Dataset records:
— BEGIN —

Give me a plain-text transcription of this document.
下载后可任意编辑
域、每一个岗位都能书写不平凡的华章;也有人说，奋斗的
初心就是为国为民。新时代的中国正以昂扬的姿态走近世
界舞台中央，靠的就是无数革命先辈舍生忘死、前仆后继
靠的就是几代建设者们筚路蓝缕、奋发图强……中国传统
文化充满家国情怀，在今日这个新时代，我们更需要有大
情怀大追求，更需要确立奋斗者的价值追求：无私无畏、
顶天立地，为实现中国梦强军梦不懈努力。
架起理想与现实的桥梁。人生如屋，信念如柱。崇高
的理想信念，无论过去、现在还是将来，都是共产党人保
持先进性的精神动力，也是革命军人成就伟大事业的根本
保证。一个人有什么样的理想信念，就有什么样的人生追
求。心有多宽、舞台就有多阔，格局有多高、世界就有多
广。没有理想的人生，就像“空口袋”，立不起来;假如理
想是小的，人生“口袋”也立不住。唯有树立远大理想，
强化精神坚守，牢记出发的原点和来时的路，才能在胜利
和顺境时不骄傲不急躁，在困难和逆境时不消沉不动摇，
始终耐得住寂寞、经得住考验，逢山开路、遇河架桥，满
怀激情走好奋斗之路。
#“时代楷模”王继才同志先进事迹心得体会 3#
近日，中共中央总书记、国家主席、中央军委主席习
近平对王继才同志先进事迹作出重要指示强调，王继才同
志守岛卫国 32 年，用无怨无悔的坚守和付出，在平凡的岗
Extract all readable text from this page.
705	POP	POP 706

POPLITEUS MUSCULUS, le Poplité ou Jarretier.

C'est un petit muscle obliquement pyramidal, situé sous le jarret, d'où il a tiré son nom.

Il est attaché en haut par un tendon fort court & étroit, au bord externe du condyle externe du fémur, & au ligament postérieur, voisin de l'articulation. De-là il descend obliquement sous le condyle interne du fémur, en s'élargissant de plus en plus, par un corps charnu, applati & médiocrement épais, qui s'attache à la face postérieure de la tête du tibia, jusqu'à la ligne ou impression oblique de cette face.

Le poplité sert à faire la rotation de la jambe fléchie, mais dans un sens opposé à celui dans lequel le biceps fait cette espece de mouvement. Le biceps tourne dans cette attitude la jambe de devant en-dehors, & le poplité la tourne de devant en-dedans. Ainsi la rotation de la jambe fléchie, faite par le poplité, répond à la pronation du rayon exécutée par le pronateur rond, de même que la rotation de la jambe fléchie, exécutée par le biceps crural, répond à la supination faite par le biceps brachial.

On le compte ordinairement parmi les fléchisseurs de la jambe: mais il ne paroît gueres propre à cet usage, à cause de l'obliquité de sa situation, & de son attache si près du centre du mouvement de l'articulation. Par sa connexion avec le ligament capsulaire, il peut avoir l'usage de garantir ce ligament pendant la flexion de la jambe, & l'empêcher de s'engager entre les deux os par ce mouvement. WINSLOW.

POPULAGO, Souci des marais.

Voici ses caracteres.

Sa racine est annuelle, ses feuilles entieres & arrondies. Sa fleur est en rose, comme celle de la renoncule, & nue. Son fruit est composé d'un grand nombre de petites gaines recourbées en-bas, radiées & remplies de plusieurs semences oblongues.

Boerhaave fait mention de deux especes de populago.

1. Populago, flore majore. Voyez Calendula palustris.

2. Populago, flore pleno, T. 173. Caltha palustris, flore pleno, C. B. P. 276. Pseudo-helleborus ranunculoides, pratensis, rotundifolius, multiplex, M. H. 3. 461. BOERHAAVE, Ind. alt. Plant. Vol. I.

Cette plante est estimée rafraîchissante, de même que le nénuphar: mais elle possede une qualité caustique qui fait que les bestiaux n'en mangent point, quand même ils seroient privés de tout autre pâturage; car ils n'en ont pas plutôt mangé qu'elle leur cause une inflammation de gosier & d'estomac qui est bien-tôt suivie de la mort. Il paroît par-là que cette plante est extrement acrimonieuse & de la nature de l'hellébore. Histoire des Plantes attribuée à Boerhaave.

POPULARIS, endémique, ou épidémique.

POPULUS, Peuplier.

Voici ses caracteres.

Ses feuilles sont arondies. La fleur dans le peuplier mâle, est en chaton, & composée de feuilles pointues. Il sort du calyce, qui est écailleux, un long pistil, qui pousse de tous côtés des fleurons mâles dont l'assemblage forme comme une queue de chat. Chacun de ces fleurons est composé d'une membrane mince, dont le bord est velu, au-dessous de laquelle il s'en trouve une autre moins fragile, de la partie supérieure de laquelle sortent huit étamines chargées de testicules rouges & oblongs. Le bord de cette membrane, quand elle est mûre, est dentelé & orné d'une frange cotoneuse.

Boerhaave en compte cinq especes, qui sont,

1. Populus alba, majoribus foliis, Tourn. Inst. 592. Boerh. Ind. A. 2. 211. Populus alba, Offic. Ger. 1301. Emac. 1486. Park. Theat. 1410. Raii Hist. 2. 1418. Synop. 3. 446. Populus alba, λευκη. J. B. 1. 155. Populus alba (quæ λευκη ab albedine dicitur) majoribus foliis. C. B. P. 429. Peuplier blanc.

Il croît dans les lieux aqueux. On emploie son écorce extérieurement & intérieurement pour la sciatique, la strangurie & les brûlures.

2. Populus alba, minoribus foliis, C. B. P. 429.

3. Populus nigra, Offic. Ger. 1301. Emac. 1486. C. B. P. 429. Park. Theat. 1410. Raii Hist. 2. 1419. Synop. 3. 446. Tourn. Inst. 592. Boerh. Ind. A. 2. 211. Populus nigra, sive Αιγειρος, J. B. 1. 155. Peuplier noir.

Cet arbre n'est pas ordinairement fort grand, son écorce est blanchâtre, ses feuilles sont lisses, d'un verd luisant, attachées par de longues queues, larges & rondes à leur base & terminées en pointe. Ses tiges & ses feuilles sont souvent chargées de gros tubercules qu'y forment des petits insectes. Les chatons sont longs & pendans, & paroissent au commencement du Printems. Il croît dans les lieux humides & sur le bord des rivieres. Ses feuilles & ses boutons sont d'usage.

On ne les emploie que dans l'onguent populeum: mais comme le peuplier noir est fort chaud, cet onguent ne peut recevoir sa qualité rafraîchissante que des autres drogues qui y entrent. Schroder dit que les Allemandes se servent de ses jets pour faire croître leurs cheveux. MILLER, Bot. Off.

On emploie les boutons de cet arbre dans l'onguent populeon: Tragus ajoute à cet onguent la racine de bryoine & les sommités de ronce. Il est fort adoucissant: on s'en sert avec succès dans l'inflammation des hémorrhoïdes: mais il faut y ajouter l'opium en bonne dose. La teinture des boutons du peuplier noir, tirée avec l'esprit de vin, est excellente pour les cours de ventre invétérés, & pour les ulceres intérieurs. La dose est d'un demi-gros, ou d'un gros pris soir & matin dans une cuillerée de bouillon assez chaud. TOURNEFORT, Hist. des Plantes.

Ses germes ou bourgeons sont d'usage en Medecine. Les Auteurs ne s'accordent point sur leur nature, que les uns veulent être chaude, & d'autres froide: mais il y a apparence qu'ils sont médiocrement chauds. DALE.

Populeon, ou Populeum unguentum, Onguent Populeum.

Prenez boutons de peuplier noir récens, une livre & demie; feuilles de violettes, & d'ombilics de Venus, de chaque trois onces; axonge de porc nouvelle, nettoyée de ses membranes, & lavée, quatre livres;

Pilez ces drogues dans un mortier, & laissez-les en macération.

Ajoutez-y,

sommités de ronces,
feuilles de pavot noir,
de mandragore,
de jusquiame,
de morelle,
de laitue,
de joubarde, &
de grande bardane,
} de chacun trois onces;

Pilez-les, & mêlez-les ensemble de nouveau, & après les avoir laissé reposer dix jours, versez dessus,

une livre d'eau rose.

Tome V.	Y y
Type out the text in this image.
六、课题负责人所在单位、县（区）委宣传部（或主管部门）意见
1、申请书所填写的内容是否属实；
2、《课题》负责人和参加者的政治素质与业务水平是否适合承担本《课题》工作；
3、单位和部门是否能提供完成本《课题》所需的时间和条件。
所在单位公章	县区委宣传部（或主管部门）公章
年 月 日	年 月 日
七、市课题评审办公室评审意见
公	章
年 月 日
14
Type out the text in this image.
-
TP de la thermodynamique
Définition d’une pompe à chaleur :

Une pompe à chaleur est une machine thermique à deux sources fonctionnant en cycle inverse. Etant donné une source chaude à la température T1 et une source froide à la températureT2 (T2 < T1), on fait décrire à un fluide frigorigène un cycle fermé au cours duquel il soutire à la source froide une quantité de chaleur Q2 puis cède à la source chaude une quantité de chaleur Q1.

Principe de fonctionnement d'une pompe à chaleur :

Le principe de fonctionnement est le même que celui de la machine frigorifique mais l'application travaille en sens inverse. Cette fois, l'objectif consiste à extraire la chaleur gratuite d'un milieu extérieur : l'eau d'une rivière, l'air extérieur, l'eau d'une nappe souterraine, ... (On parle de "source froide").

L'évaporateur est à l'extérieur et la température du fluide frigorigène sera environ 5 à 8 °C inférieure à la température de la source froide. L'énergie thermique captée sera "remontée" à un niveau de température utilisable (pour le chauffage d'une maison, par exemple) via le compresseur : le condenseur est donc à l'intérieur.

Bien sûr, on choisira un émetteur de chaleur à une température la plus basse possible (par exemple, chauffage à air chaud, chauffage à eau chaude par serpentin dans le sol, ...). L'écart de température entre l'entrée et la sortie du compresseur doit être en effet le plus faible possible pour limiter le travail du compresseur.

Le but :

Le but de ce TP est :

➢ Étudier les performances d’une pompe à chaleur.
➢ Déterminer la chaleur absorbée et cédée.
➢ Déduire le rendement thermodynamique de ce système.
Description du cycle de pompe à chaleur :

— END —

**WRITTEN REQUEST:** Look through the material and copy each line that has "Offic".

**COMPLETED EXERCISE:**
1. Populus alba, majoribus foliis, Tourn. Inst. 592. Boerh. Ind. A. 2. 211. Populus alba, Offic. Ger. 1301. Emac. 1486. Park. Theat. 1410. Raii Hist. 2. 1418. Synop. 3. 446. Populus alba, λευκη. J. B. 1. 155. Populus alba (quæ λευκη ab albedine dicitur) majoribus foliis. C. B. P. 429. Peuplier blanc.
3. Populus nigra, Offic. Ger. 1301. Emac. 1486. C. B. P. 429. Park. Theat. 1410. Raii Hist. 2. 1419. Synop. 3. 446. Tourn. Inst. 592. Boerh. Ind. A. 2. 211. Populus nigra, sive Αιγειρος, J. B. 1. 155. Peuplier noir.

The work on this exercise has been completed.